Check each line of the data below for the word "problems", then extract the ones that have it.
++++ Data section ++++
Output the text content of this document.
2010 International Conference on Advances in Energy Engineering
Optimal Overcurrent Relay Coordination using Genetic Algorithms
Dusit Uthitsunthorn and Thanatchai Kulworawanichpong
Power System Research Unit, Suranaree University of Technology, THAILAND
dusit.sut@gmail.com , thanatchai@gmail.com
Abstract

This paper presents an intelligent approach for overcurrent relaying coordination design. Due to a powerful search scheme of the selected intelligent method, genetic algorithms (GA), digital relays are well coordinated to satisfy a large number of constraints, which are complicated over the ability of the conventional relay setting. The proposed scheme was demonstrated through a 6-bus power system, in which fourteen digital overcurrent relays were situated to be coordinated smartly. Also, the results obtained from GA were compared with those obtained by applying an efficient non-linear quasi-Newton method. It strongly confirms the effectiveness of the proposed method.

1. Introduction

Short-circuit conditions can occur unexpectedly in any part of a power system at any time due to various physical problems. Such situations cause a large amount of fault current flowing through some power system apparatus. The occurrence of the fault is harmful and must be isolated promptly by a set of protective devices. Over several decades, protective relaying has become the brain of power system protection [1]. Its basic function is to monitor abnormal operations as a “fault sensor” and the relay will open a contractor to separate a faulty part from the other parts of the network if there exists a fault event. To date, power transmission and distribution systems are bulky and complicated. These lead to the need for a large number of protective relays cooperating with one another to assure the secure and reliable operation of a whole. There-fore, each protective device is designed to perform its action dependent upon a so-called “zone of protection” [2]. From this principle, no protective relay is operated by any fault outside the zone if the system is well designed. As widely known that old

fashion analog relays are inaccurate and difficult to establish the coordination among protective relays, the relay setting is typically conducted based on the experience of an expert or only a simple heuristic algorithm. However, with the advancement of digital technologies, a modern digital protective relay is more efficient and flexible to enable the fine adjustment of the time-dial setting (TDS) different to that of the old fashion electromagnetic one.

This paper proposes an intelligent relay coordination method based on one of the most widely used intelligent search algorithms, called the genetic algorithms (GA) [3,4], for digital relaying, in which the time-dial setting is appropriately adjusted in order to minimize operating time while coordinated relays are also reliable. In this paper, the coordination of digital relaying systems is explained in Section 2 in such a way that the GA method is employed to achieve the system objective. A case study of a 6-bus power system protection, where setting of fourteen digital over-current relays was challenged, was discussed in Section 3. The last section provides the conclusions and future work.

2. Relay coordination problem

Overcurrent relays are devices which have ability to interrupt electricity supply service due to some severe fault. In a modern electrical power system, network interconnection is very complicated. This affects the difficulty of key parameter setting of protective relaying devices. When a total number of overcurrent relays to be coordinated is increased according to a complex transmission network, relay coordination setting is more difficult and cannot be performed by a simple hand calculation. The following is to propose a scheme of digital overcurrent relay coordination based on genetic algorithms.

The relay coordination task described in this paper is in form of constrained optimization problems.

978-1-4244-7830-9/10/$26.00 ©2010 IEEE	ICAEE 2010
++++
++++ Data section ++++
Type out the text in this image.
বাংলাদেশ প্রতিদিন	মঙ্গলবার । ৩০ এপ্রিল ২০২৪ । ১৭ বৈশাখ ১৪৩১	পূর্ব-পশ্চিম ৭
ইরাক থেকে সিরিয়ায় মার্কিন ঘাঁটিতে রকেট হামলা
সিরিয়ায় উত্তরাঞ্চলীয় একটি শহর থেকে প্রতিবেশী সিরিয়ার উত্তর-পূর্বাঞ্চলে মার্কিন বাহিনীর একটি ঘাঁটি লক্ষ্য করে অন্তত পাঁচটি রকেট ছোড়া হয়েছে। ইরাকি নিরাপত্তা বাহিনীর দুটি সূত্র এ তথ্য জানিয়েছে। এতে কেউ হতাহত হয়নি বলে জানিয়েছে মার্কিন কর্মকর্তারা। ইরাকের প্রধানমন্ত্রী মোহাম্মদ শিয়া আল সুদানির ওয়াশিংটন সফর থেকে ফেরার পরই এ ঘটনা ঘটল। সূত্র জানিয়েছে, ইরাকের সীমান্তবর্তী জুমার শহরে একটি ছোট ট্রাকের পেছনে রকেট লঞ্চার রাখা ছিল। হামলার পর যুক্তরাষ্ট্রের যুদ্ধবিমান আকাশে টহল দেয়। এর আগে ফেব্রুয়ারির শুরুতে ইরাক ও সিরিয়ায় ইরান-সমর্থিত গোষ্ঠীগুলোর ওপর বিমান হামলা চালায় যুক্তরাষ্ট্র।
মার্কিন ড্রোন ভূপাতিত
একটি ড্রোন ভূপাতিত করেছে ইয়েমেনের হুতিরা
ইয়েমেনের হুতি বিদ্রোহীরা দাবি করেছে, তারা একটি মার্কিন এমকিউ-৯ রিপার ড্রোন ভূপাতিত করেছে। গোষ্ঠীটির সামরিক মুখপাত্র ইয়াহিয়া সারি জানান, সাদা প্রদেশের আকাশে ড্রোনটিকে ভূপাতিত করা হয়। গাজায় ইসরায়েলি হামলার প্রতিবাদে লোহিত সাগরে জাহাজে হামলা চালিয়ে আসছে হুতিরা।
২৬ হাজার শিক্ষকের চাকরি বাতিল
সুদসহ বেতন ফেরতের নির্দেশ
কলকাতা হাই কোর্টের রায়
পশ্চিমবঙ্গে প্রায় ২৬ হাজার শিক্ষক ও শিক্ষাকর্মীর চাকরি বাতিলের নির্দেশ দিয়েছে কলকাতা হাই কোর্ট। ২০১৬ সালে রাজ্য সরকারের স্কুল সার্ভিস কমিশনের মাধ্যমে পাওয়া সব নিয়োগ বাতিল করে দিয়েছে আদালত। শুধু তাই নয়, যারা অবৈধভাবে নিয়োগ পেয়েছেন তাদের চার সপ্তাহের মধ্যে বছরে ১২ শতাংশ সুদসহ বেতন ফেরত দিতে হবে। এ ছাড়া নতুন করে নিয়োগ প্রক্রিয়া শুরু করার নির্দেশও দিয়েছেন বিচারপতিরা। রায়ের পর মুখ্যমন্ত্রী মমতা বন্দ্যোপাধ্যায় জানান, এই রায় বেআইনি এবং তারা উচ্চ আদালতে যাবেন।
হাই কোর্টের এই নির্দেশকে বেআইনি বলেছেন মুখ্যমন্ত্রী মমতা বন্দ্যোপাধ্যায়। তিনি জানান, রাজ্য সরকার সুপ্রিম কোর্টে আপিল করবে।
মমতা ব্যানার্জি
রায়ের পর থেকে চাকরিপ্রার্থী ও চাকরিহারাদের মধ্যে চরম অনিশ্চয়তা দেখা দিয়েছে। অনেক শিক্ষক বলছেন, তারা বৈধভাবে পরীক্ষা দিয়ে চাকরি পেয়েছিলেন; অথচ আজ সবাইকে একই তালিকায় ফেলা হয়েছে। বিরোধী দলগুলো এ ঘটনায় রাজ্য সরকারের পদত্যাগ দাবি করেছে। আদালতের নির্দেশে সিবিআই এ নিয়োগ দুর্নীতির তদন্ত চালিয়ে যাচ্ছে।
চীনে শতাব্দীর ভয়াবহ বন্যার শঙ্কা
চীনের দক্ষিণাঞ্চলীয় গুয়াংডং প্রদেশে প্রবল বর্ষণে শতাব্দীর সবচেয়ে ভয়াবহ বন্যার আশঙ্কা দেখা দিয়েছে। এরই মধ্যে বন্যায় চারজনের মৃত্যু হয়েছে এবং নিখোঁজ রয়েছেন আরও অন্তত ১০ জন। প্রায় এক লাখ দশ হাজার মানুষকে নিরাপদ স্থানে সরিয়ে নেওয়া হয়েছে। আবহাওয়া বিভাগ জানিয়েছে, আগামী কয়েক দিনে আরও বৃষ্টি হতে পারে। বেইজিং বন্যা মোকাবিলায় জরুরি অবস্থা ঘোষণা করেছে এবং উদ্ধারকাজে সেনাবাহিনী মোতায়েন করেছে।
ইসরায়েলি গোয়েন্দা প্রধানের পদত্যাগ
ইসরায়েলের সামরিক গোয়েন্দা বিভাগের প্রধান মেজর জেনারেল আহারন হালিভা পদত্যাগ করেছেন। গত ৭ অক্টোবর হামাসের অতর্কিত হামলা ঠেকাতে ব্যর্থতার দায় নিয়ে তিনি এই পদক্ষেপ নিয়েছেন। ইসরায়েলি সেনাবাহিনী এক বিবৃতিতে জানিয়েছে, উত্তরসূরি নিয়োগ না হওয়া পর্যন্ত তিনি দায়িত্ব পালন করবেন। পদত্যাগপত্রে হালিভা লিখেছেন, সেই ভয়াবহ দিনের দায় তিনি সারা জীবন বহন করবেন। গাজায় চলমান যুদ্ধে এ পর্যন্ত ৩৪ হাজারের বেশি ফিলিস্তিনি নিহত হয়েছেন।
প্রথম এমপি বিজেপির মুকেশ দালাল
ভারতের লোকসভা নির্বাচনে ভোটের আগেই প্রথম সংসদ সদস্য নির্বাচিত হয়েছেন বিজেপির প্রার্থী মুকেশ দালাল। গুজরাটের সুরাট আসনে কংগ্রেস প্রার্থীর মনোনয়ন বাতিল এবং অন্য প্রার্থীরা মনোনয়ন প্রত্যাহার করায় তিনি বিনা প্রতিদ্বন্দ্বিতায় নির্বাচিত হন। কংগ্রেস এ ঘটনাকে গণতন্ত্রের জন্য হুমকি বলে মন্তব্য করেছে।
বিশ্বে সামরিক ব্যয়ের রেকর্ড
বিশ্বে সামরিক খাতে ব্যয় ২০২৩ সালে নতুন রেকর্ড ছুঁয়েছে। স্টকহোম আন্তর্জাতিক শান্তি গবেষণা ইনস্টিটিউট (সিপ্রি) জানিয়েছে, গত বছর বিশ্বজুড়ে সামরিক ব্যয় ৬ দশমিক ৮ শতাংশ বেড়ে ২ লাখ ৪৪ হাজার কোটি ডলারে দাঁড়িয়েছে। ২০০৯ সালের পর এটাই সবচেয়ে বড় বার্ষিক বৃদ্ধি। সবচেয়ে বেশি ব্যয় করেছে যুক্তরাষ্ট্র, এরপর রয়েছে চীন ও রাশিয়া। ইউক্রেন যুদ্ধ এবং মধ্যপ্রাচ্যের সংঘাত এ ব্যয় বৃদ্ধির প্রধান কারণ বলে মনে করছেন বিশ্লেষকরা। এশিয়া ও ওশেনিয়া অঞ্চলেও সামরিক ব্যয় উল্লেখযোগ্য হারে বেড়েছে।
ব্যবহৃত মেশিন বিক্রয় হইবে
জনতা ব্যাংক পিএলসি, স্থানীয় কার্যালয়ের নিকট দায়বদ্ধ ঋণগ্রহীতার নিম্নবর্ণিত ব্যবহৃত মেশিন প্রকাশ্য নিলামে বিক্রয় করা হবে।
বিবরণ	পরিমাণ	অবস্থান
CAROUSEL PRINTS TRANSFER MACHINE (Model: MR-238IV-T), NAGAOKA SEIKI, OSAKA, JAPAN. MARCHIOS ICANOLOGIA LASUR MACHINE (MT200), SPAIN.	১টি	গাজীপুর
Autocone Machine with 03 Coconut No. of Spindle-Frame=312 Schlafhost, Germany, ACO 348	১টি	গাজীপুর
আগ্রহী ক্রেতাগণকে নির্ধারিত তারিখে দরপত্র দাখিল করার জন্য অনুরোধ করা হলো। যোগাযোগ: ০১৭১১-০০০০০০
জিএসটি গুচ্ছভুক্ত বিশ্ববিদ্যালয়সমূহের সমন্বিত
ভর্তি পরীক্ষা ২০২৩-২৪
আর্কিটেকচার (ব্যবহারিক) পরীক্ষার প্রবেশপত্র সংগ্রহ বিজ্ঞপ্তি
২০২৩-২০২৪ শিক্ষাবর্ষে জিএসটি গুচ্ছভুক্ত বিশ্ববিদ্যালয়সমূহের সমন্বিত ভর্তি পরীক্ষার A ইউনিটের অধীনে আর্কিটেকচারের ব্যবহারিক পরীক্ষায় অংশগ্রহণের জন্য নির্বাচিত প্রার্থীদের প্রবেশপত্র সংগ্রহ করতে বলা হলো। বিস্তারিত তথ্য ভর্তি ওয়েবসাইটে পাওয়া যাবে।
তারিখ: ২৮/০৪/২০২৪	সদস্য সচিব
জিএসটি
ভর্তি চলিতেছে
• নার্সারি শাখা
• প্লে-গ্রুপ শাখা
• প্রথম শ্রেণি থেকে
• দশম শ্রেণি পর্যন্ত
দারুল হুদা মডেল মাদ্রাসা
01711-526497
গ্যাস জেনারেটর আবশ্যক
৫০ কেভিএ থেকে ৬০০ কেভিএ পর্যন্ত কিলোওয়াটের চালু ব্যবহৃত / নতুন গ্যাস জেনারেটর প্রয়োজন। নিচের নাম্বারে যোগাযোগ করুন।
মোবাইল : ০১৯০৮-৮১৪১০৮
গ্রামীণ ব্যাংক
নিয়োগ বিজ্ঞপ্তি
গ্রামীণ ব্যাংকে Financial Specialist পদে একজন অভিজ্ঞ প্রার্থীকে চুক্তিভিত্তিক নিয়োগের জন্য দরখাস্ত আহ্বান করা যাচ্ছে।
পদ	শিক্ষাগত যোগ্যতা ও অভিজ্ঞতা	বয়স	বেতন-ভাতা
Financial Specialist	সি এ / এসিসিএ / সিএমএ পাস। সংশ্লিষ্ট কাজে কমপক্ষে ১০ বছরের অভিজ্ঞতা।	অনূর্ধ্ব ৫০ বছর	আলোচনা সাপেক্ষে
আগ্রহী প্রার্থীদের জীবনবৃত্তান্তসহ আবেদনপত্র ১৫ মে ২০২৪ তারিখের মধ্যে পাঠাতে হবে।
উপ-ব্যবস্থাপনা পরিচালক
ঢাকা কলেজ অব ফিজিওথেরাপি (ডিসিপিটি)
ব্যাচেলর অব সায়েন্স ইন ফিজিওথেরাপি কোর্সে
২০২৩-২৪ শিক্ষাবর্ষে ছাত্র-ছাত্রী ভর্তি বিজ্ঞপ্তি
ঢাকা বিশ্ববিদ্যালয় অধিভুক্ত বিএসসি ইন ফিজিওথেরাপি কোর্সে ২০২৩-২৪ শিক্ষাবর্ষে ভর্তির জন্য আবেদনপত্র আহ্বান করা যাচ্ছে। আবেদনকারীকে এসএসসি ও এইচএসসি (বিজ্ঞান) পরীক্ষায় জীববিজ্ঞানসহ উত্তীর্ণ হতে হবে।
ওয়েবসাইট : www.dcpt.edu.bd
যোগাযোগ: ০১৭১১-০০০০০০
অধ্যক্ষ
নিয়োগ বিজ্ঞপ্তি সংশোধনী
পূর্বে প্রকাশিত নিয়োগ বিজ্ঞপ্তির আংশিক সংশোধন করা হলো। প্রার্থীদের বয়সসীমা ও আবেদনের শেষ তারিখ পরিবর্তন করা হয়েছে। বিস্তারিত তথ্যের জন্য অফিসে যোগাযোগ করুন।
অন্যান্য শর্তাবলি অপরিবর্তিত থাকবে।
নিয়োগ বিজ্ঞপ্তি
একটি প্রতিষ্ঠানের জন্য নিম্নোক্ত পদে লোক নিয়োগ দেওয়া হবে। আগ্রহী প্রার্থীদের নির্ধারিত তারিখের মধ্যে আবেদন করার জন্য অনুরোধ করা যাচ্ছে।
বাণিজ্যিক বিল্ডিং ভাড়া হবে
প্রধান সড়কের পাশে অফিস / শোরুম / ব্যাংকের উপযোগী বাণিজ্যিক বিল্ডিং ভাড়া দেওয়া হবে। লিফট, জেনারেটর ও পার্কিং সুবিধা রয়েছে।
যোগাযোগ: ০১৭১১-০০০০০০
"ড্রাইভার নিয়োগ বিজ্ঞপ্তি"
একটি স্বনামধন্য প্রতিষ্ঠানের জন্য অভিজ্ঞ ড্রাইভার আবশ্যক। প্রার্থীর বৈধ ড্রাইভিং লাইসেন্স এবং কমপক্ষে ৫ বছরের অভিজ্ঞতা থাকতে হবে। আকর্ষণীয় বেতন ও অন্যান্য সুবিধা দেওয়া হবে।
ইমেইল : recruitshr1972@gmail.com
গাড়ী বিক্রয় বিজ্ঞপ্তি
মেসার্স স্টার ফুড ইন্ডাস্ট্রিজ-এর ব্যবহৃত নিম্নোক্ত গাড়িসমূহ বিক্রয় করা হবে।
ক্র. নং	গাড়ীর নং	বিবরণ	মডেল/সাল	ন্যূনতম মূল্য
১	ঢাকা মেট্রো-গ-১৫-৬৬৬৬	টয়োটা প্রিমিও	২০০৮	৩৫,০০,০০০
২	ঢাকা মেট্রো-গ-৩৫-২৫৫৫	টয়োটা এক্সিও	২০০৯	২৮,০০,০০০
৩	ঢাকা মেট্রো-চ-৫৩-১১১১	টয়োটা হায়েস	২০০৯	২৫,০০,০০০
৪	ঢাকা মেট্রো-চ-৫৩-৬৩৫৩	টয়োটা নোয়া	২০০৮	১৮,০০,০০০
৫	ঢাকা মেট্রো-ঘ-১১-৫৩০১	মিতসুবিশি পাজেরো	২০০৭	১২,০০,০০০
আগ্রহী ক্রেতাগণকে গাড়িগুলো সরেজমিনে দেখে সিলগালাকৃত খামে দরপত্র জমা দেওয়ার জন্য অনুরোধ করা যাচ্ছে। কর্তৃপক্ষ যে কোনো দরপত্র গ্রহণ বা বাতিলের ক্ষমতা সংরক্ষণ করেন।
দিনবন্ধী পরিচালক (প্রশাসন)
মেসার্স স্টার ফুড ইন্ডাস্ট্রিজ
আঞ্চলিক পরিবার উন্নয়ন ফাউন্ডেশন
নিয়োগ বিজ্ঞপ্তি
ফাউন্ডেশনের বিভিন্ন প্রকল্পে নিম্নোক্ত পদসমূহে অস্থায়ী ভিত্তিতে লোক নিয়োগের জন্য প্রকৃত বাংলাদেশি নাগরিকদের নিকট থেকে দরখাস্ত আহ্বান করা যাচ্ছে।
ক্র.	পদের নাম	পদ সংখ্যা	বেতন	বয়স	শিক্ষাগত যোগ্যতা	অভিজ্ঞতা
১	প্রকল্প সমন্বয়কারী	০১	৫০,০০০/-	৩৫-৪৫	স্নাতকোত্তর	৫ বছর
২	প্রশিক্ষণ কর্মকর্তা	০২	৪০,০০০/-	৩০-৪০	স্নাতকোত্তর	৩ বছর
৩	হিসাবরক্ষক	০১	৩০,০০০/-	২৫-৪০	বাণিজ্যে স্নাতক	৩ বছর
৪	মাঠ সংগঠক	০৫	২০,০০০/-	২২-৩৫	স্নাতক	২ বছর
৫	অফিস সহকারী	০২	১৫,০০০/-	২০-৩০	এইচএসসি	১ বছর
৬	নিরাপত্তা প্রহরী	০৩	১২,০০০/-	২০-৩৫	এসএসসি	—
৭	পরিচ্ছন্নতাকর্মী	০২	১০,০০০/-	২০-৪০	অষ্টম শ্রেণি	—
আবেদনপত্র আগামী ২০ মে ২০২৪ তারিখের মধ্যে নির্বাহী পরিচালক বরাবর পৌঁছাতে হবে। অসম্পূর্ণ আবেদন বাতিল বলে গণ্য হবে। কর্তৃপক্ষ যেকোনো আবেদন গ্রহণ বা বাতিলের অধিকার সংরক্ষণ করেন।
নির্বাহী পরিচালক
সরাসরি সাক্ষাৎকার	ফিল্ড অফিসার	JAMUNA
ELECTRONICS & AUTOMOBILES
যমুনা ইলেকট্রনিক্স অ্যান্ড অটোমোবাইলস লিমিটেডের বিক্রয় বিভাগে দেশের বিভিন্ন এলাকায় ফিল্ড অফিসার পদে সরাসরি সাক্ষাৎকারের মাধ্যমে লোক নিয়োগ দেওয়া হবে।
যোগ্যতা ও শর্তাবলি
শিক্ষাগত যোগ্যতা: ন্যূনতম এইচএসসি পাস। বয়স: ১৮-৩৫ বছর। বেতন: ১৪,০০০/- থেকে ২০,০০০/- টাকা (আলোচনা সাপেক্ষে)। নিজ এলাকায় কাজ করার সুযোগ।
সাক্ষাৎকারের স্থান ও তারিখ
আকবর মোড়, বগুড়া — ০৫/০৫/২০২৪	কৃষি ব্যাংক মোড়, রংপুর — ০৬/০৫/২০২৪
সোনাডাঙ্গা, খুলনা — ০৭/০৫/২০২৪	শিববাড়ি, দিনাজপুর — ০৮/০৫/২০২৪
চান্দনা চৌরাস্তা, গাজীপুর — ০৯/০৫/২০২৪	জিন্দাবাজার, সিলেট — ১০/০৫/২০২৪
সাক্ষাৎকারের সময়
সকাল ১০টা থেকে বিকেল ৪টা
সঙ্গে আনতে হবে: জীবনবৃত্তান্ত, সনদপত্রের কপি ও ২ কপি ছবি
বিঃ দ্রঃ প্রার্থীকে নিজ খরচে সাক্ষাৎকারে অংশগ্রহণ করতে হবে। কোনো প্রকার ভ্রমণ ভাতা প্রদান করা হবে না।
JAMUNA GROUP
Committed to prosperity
++++
- Exercise answer
Short-circuit conditions can occur unexpectedly in any part of a power system at any time due to various physical problems. Such situations cause a large amount of fault current flowing through some power system apparatus. The occurrence of the fault is harmful and must be isolated promptly by a set of protective devices. Over several decades, protective relaying has become the brain of power system protection [1]. Its basic function is to monitor abnormal operations as a “fault sensor” and the relay will open a contractor to separate a faulty part from the other parts of the network if there exists a fault event. To date, power transmission and distribution systems are bulky and complicated. These lead to the need for a large number of protective relays cooperating with one another to assure the secure and reliable operation of a whole. There-fore, each protective device is designed to perform its action dependent upon a so-called “zone of protection” [2]. From this principle, no protective relay is operated by any fault outside the zone if the system is well designed. As widely known that old
The relay coordination task described in this paper is in form of constrained optimization problems.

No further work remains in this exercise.